§ TASK
Duplicate each line of the material below verbatim, covering every record in full.

Element-and-box listings
* * * * * * *

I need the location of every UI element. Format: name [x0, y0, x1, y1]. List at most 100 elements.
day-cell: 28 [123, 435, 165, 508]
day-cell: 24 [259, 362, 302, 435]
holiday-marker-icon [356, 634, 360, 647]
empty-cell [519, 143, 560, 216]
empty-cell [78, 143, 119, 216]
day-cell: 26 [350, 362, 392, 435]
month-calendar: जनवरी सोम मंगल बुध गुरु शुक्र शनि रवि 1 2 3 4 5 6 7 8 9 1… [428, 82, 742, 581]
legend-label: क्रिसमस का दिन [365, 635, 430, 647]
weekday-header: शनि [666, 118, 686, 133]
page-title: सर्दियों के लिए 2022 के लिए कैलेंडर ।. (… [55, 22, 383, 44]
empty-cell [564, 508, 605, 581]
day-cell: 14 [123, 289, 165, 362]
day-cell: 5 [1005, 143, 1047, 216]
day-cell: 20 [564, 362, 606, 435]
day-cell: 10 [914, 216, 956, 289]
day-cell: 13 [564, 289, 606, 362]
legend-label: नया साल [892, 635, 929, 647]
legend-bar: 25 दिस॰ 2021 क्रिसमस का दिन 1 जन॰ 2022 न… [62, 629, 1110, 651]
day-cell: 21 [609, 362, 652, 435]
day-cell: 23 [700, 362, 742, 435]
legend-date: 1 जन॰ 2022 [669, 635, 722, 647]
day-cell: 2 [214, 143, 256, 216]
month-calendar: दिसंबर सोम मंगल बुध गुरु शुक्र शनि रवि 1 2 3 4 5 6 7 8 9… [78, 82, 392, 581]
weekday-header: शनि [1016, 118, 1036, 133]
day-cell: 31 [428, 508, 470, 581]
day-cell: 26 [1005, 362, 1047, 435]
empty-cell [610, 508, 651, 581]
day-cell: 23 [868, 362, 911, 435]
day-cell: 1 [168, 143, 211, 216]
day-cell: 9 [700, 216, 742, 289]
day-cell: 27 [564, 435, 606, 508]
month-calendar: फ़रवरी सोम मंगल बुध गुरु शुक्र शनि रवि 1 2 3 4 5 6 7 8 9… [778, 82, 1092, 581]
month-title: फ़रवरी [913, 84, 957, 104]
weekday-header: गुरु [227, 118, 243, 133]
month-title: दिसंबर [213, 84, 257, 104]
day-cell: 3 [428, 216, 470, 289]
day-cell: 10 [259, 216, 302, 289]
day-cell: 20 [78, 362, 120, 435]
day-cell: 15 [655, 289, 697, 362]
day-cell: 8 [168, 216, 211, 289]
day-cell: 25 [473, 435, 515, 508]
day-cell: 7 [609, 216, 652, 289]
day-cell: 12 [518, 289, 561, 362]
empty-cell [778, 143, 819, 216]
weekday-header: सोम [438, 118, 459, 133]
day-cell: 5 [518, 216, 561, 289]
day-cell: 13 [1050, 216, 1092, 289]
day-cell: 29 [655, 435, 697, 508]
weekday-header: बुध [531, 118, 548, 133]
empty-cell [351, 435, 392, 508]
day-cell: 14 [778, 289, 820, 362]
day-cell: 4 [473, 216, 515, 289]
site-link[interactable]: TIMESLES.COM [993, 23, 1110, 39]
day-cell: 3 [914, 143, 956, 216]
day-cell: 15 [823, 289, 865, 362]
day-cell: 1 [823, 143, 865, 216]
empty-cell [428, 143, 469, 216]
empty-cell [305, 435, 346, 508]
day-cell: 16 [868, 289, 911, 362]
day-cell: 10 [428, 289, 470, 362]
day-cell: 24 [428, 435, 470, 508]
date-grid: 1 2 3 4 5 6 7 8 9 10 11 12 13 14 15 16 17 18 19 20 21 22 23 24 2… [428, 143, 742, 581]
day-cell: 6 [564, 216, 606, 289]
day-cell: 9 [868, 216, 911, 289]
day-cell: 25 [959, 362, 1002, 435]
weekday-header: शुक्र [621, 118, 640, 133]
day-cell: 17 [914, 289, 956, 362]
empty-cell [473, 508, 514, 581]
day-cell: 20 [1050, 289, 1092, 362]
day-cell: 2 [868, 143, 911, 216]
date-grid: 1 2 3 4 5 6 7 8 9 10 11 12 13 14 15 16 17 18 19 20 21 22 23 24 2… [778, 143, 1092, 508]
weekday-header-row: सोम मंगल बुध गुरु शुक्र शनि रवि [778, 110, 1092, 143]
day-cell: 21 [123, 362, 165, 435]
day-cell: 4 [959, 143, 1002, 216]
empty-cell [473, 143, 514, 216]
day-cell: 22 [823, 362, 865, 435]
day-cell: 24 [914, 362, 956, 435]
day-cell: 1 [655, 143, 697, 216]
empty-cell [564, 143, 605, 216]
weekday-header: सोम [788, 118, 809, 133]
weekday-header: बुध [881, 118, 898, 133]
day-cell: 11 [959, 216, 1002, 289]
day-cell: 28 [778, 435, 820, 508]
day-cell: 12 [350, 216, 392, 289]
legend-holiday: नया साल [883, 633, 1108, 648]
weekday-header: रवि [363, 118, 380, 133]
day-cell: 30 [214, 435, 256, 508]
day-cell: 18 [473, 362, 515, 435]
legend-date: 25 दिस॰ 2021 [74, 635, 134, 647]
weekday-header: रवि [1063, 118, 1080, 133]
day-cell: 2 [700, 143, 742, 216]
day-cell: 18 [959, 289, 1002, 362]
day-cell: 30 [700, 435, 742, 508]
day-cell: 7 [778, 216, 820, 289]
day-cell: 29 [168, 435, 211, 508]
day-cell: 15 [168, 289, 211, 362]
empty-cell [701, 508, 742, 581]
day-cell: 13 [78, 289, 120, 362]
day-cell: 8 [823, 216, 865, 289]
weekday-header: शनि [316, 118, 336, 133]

* * * * * * *

§ RIGHT ANSWER
I need the location of every UI element. Format: name [x0, y0, x1, y1]. List at most 100 elements.
day-cell: 28 [123, 435, 165, 508]
day-cell: 24 [259, 362, 302, 435]
holiday-marker-icon [356, 634, 360, 647]
empty-cell [519, 143, 560, 216]
empty-cell [78, 143, 119, 216]
day-cell: 26 [350, 362, 392, 435]
month-calendar: जनवरी सोम मंगल बुध गुरु शुक्र शनि रवि 1 2 3 4 5 6 7 8 9 1… [428, 82, 742, 581]
legend-label: क्रिसमस का दिन [365, 635, 430, 647]
weekday-header: शनि [666, 118, 686, 133]
page-title: सर्दियों के लिए 2022 के लिए कैलेंडर ।. (… [55, 22, 383, 44]
empty-cell [564, 508, 605, 581]
day-cell: 14 [123, 289, 165, 362]
day-cell: 5 [1005, 143, 1047, 216]
day-cell: 20 [564, 362, 606, 435]
day-cell: 10 [914, 216, 956, 289]
day-cell: 13 [564, 289, 606, 362]
legend-label: नया साल [892, 635, 929, 647]
legend-bar: 25 दिस॰ 2021 क्रिसमस का दिन 1 जन॰ 2022 न… [62, 629, 1110, 651]
day-cell: 21 [609, 362, 652, 435]
day-cell: 23 [700, 362, 742, 435]
legend-date: 1 जन॰ 2022 [669, 635, 722, 647]
day-cell: 2 [214, 143, 256, 216]
month-calendar: दिसंबर सोम मंगल बुध गुरु शुक्र शनि रवि 1 2 3 4 5 6 7 8 9… [78, 82, 392, 581]
weekday-header: शनि [1016, 118, 1036, 133]
day-cell: 31 [428, 508, 470, 581]
day-cell: 26 [1005, 362, 1047, 435]
empty-cell [610, 508, 651, 581]
day-cell: 23 [868, 362, 911, 435]
day-cell: 1 [168, 143, 211, 216]
day-cell: 9 [700, 216, 742, 289]
day-cell: 27 [564, 435, 606, 508]
month-calendar: फ़रवरी सोम मंगल बुध गुरु शुक्र शनि रवि 1 2 3 4 5 6 7 8 9… [778, 82, 1092, 581]
month-title: फ़रवरी [913, 84, 957, 104]
weekday-header: गुरु [227, 118, 243, 133]
month-title: दिसंबर [213, 84, 257, 104]
day-cell: 3 [428, 216, 470, 289]
day-cell: 10 [259, 216, 302, 289]
day-cell: 20 [78, 362, 120, 435]
day-cell: 15 [655, 289, 697, 362]
day-cell: 8 [168, 216, 211, 289]
day-cell: 25 [473, 435, 515, 508]
day-cell: 7 [609, 216, 652, 289]
day-cell: 12 [518, 289, 561, 362]
empty-cell [778, 143, 819, 216]
weekday-header: सोम [438, 118, 459, 133]
day-cell: 5 [518, 216, 561, 289]
day-cell: 13 [1050, 216, 1092, 289]
day-cell: 29 [655, 435, 697, 508]
weekday-header: बुध [531, 118, 548, 133]
empty-cell [351, 435, 392, 508]
day-cell: 14 [778, 289, 820, 362]
day-cell: 4 [473, 216, 515, 289]
site-link[interactable]: TIMESLES.COM [993, 23, 1110, 39]
day-cell: 3 [914, 143, 956, 216]
day-cell: 15 [823, 289, 865, 362]
day-cell: 1 [823, 143, 865, 216]
empty-cell [428, 143, 469, 216]
empty-cell [305, 435, 346, 508]
day-cell: 16 [868, 289, 911, 362]
day-cell: 10 [428, 289, 470, 362]
day-cell: 24 [428, 435, 470, 508]
date-grid: 1 2 3 4 5 6 7 8 9 10 11 12 13 14 15 16 17 18 19 20 21 22 23 24 2… [428, 143, 742, 581]
day-cell: 6 [564, 216, 606, 289]
day-cell: 9 [868, 216, 911, 289]
day-cell: 25 [959, 362, 1002, 435]
weekday-header: शुक्र [621, 118, 640, 133]
day-cell: 17 [914, 289, 956, 362]
empty-cell [473, 508, 514, 581]
day-cell: 20 [1050, 289, 1092, 362]
day-cell: 2 [868, 143, 911, 216]
date-grid: 1 2 3 4 5 6 7 8 9 10 11 12 13 14 15 16 17 18 19 20 21 22 23 24 2… [778, 143, 1092, 508]
weekday-header-row: सोम मंगल बुध गुरु शुक्र शनि रवि [778, 110, 1092, 143]
day-cell: 21 [123, 362, 165, 435]
day-cell: 4 [959, 143, 1002, 216]
empty-cell [473, 143, 514, 216]
day-cell: 22 [823, 362, 865, 435]
day-cell: 24 [914, 362, 956, 435]
day-cell: 1 [655, 143, 697, 216]
empty-cell [564, 143, 605, 216]
weekday-header: सोम [788, 118, 809, 133]
weekday-header: बुध [881, 118, 898, 133]
day-cell: 11 [959, 216, 1002, 289]
day-cell: 28 [778, 435, 820, 508]
day-cell: 12 [350, 216, 392, 289]
legend-holiday: नया साल [883, 633, 1108, 648]
weekday-header: रवि [363, 118, 380, 133]
day-cell: 30 [214, 435, 256, 508]
day-cell: 18 [473, 362, 515, 435]
legend-date: 25 दिस॰ 2021 [74, 635, 134, 647]
weekday-header: रवि [1063, 118, 1080, 133]
day-cell: 2 [700, 143, 742, 216]
day-cell: 18 [959, 289, 1002, 362]
day-cell: 30 [700, 435, 742, 508]
day-cell: 7 [778, 216, 820, 289]
day-cell: 29 [168, 435, 211, 508]
day-cell: 15 [168, 289, 211, 362]
empty-cell [701, 508, 742, 581]
day-cell: 13 [78, 289, 120, 362]
day-cell: 8 [823, 216, 865, 289]
weekday-header: शनि [316, 118, 336, 133]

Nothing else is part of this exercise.